EXTRACTED RECORDS >>

────────────────

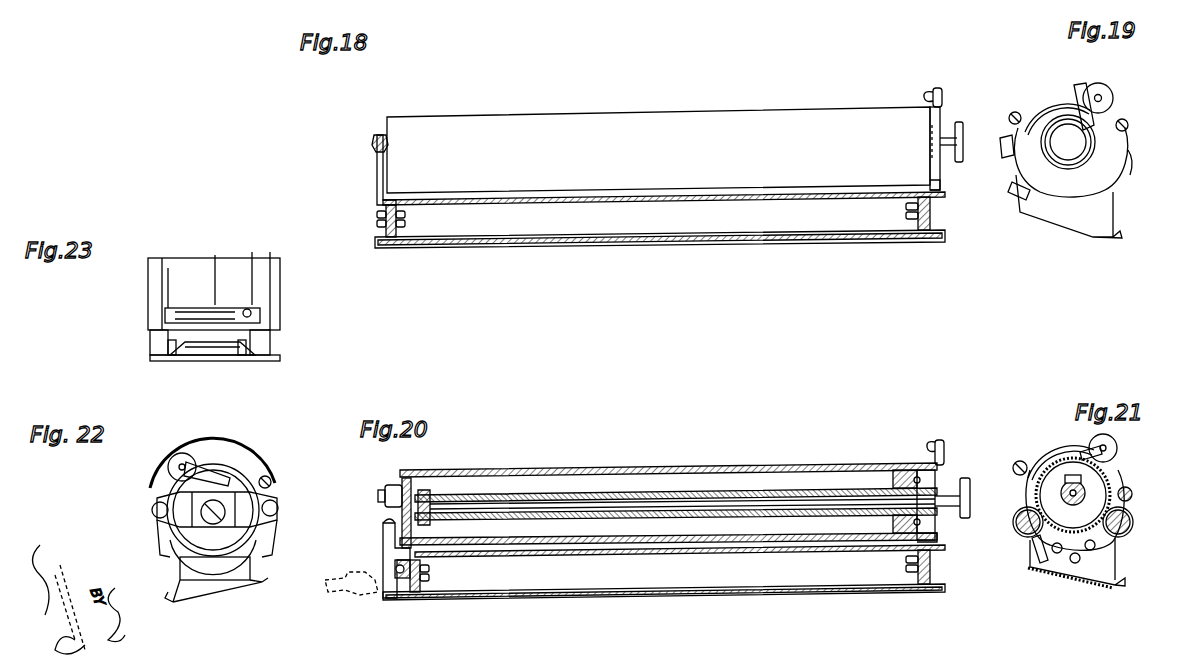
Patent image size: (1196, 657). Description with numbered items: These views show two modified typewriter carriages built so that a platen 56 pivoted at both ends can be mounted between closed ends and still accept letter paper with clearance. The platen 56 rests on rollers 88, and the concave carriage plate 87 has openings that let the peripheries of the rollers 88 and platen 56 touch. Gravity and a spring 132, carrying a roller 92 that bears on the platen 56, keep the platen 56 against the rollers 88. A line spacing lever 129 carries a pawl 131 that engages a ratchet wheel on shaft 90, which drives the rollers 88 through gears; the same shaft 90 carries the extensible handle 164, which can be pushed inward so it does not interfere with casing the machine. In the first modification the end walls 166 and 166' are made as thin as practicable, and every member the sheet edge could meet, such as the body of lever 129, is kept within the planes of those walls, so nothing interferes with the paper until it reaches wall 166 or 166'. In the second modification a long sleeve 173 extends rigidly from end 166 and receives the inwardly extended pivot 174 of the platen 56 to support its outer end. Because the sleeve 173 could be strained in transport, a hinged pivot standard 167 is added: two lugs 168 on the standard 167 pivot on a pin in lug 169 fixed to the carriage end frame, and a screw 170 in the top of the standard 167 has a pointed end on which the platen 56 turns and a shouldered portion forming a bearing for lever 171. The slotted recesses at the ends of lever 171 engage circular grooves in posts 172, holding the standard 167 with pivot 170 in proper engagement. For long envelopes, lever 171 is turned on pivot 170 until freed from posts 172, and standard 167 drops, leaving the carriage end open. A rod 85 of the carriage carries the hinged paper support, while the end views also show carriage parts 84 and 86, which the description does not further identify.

In FIG. 18, the platen 56 is at (658, 150).
In FIG. 19, the platen 56 is at (1108, 128).
In FIG. 23, the platen 56 is at (214, 291).
In FIG. 22, the platen 56 is at (175, 500).
In FIG. 20, the platen 56 is at (522, 468).
In FIG. 21, the platen 56 is at (1110, 478).
In FIG. 18, the concave carriage plate 87 is at (700, 200).
In FIG. 22, the concave carriage plate 87 is at (157, 530).
In FIG. 20, the concave carriage plate 87 is at (790, 549).
In FIG. 19, the rollers 88 is at (1012, 186).
In FIG. 21, the rollers 88 is at (1134, 522).
In FIG. 18, the shaft 90 is at (963, 160).
In FIG. 20, the shaft 90 is at (968, 514).
In FIG. 19, the roller 92 is at (1106, 88).
In FIG. 23, the roller 92 is at (165, 312).
In FIG. 22, the roller 92 is at (168, 464).
In FIG. 21, the roller 92 is at (1113, 446).
In FIG. 18, the line spacing lever 129 is at (930, 90).
In FIG. 19, the line spacing lever 129 is at (1078, 90).
In FIG. 20, the line spacing lever 129 is at (934, 440).
In FIG. 20, the pawl 131 is at (905, 466).
In FIG. 19, the spring 132 is at (1050, 102).
In FIG. 21, the spring 132 is at (1058, 456).
In FIG. 18, the extensible handle 164 is at (948, 130).
In FIG. 20, the extensible handle 164 is at (952, 480).
In FIG. 18, the end wall of carriage 166 is at (953, 155).
In FIG. 20, the end wall of carriage 166 is at (949, 510).
In FIG. 18, the end wall of carriage 166' is at (367, 170).
In FIG. 22, the hinged pivot standard 167 is at (216, 579).
In FIG. 20, the hinged pivot standard 167 is at (383, 552).
In FIG. 23, the lugs 168 is at (172, 356).
In FIG. 20, the lugs 168 is at (395, 578).
In FIG. 20, the lug 169 is at (412, 565).
In FIG. 23, the screw 170 is at (208, 358).
In FIG. 20, the screw 170 is at (385, 497).
In FIG. 23, the lever 171 is at (280, 357).
In FIG. 22, the lever 171 is at (217, 509).
In FIG. 20, the lever 171 is at (400, 485).
In FIG. 23, the posts 172 is at (150, 345).
In FIG. 22, the posts 172 is at (155, 507).
In FIG. 20, the sleeve 173 is at (672, 486).
In FIG. 20, the pivot 174 is at (440, 510).
In FIG. 21, the screw 84 is at (1022, 462).
In FIG. 21, the rod 85 is at (1133, 494).
In FIG. 21, the base strap 86 is at (1090, 584).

────────────────

TASK DETAILS >>
Please repeat the material above word for word and line for line, leaving out the pictures.

SOLUTION TO THIS TASK >>
Patent image size: (1196, 657). Description with numbered items: These views show two modified typewriter carriages built so that a platen 56 pivoted at both ends can be mounted between closed ends and still accept letter paper with clearance. The platen 56 rests on rollers 88, and the concave carriage plate 87 has openings that let the peripheries of the rollers 88 and platen 56 touch. Gravity and a spring 132, carrying a roller 92 that bears on the platen 56, keep the platen 56 against the rollers 88. A line spacing lever 129 carries a pawl 131 that engages a ratchet wheel on shaft 90, which drives the rollers 88 through gears; the same shaft 90 carries the extensible handle 164, which can be pushed inward so it does not interfere with casing the machine. In the first modification the end walls 166 and 166' are made as thin as practicable, and every member the sheet edge could meet, such as the body of lever 129, is kept within the planes of those walls, so nothing interferes with the paper until it reaches wall 166 or 166'. In the second modification a long sleeve 173 extends rigidly from end 166 and receives the inwardly extended pivot 174 of the platen 56 to support its outer end. Because the sleeve 173 could be strained in transport, a hinged pivot standard 167 is added: two lugs 168 on the standard 167 pivot on a pin in lug 169 fixed to the carriage end frame, and a screw 170 in the top of the standard 167 has a pointed end on which the platen 56 turns and a shouldered portion forming a bearing for lever 171. The slotted recesses at the ends of lever 171 engage circular grooves in posts 172, holding the standard 167 with pivot 170 in proper engagement. For long envelopes, lever 171 is turned on pivot 170 until freed from posts 172, and standard 167 drops, leaving the carriage end open. A rod 85 of the carriage carries the hinged paper support, while the end views also show carriage parts 84 and 86, which the description does not further identify.

In FIG. 18, the platen 56 is at (658, 150).
In FIG. 19, the platen 56 is at (1108, 128).
In FIG. 23, the platen 56 is at (214, 291).
In FIG. 22, the platen 56 is at (175, 500).
In FIG. 20, the platen 56 is at (522, 468).
In FIG. 21, the platen 56 is at (1110, 478).
In FIG. 18, the concave carriage plate 87 is at (700, 200).
In FIG. 22, the concave carriage plate 87 is at (157, 530).
In FIG. 20, the concave carriage plate 87 is at (790, 549).
In FIG. 19, the rollers 88 is at (1012, 186).
In FIG. 21, the rollers 88 is at (1134, 522).
In FIG. 18, the shaft 90 is at (963, 160).
In FIG. 20, the shaft 90 is at (968, 514).
In FIG. 19, the roller 92 is at (1106, 88).
In FIG. 23, the roller 92 is at (165, 312).
In FIG. 22, the roller 92 is at (168, 464).
In FIG. 21, the roller 92 is at (1113, 446).
In FIG. 18, the line spacing lever 129 is at (930, 90).
In FIG. 19, the line spacing lever 129 is at (1078, 90).
In FIG. 20, the line spacing lever 129 is at (934, 440).
In FIG. 20, the pawl 131 is at (905, 466).
In FIG. 19, the spring 132 is at (1050, 102).
In FIG. 21, the spring 132 is at (1058, 456).
In FIG. 18, the extensible handle 164 is at (948, 130).
In FIG. 20, the extensible handle 164 is at (952, 480).
In FIG. 18, the end wall of carriage 166 is at (953, 155).
In FIG. 20, the end wall of carriage 166 is at (949, 510).
In FIG. 18, the end wall of carriage 166' is at (367, 170).
In FIG. 22, the hinged pivot standard 167 is at (216, 579).
In FIG. 20, the hinged pivot standard 167 is at (383, 552).
In FIG. 23, the lugs 168 is at (172, 356).
In FIG. 20, the lugs 168 is at (395, 578).
In FIG. 20, the lug 169 is at (412, 565).
In FIG. 23, the screw 170 is at (208, 358).
In FIG. 20, the screw 170 is at (385, 497).
In FIG. 23, the lever 171 is at (280, 357).
In FIG. 22, the lever 171 is at (217, 509).
In FIG. 20, the lever 171 is at (400, 485).
In FIG. 23, the posts 172 is at (150, 345).
In FIG. 22, the posts 172 is at (155, 507).
In FIG. 20, the sleeve 173 is at (672, 486).
In FIG. 20, the pivot 174 is at (440, 510).
In FIG. 21, the screw 84 is at (1022, 462).
In FIG. 21, the rod 85 is at (1133, 494).
In FIG. 21, the base strap 86 is at (1090, 584).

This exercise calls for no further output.